WORK TO COMPLETE -
• a. In the electricity derivatives excerpt, how would you update the section starting with "Barriers to the" and going on through "are still evolving." so that "monopoly ownership" replaces "vertical integration"?
• b. In the electricity derivatives excerpt, which two legislative acts did Congress pass after the supplier bankruptcies that followed the 1929 stock market collapse?

EXCERPT -
* * * * *

The exit of electricity traders such as Aquila and Dynegy from the over-the-counter (OTC) market suggests that it is contracting, but overall data on the size and nature of the OTC market for electricity derivative contracts do not exist. What has actually happened to the electricity derivatives market over the past few years may never be known.

The discussion in this chapter suggests that the failure of exchange-traded electricity derivatives and the apparent contraction of the OTC market seem to have resulted from problems in the underlying market for electricity itself. Until the market for the underlying commodity is working well, it is hard for a robust derivatives market to develop.

Barriers to the development of the electricity derivatives market are numerous:

  • The physical supply system is still encumbered by a 50-year-old legacy of vertical integration.
  • Electricity markets are subject to Federal and State regulations that are still evolving.
  • As a commodity, electricity has many unique aspects, including instantaneous delivery, non-storability, an interactive delivery system, and extreme price volatility.
  • The complexity of electricity spot markets is not conducive to common futures transactions.
  • There are also substantial problems with price transparency, modeling of derivative instruments, effective arbitrage, credit risk, and default risk.

The Federal Energy Regulatory Commission (FERC) has recently taken two steps, discussed below, to encourage competition in wholesale electricity markets. If these initiatives are successful, they will go a long way toward making wholesale electricity markets more competitive.

Structural and Regulatory Constraints on Electricity Markets

Market Structure

Many of the current constraints on developing competitive electric power markets and supporting derivatives markets for managing risk stem directly from the historic evolution of the domestic power industry. The U.S. electricity market began in the 1880s as a collection of several hundred unregulated electricity suppliers. Following the stock market collapse of 1929, many of the supplier companies went into bankruptcy, prompting calls for reform.48 Congress responded by enacting two key legislative acts: The Public Utilities Holding Company Act of 1935 (PUHCA) and the Federal Power Act (PUHCA, Title II). The regulatory structure created by those laws defined the States’ role as regulating local markets and the Federal role as one of regulating interstate wholesale markets and corporate structures.49

Until recently the States exercised their retail market authority by giving integrated utilities exclusive franchises to serve customers within prescribed geographic areas. The integrated utilities owned the generators, lines, and distribution facilities needed to supply their customers. State public utility commissions (PUCs) regulated the retail price or “tariff” for electricity, typically using a prudence standard to determine which costs were acceptable to pass on to consumers and what would be a “fair rate of return” on investments.

Figure 11.  U.S. Electricity Interconnections.  For more detailed information, contact the National Energy Information Center at (202) 586-8800.

In general, the prudence standard allowed utilities to build enough capacity to serve local demand. This regulatory approach led to the development of a physical electric supply industry that was optimized for serving local markets on a monopoly basis but offered little financial incentive for connecting the tariff-based electric companies. Currently, there is very little surplus capacity for moving power within regions (wheeling),50 and the Eastern, Western, and ERCOT (Texas) markets for electricity remain virtually disconnected (Figure 11).

* * * * *

DATA SECTION -
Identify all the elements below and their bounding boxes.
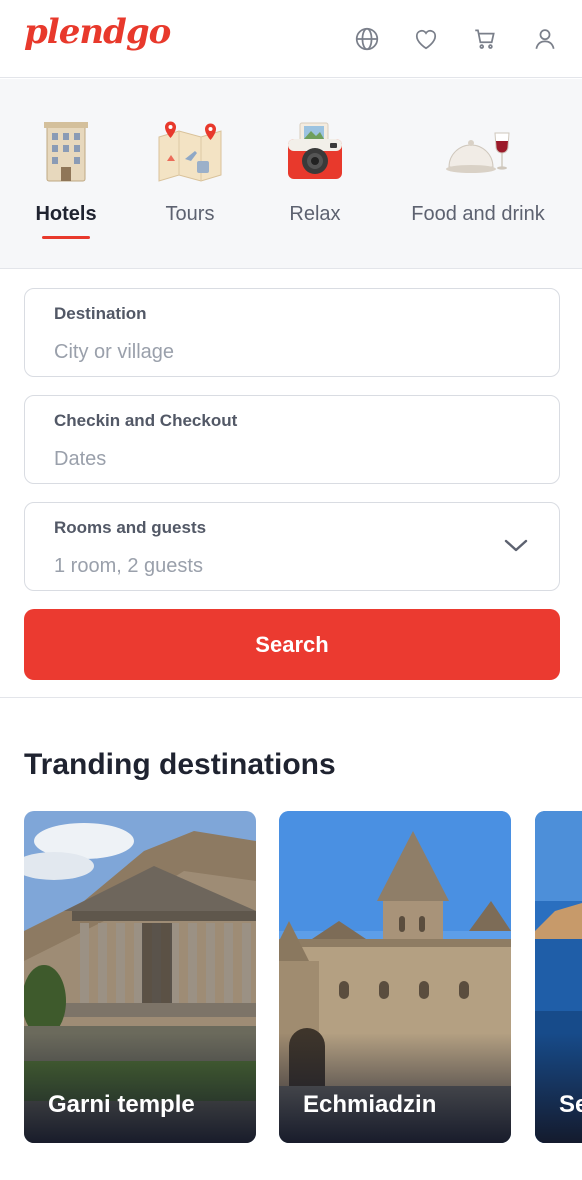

* * * * *

ANSWERS TO THE TASKS -
• a.
Barriers to the development of the electricity derivatives market are numerous:

  • The physical supply system is still encumbered by a 50-year-old legacy of monopoly ownership.
  • Electricity markets are subject to Federal and State regulations that are still evolving.

• b. The Public Utilities Holding Company Act of 1935 (PUHCA) and the Federal Power Act (PUHCA, Title II).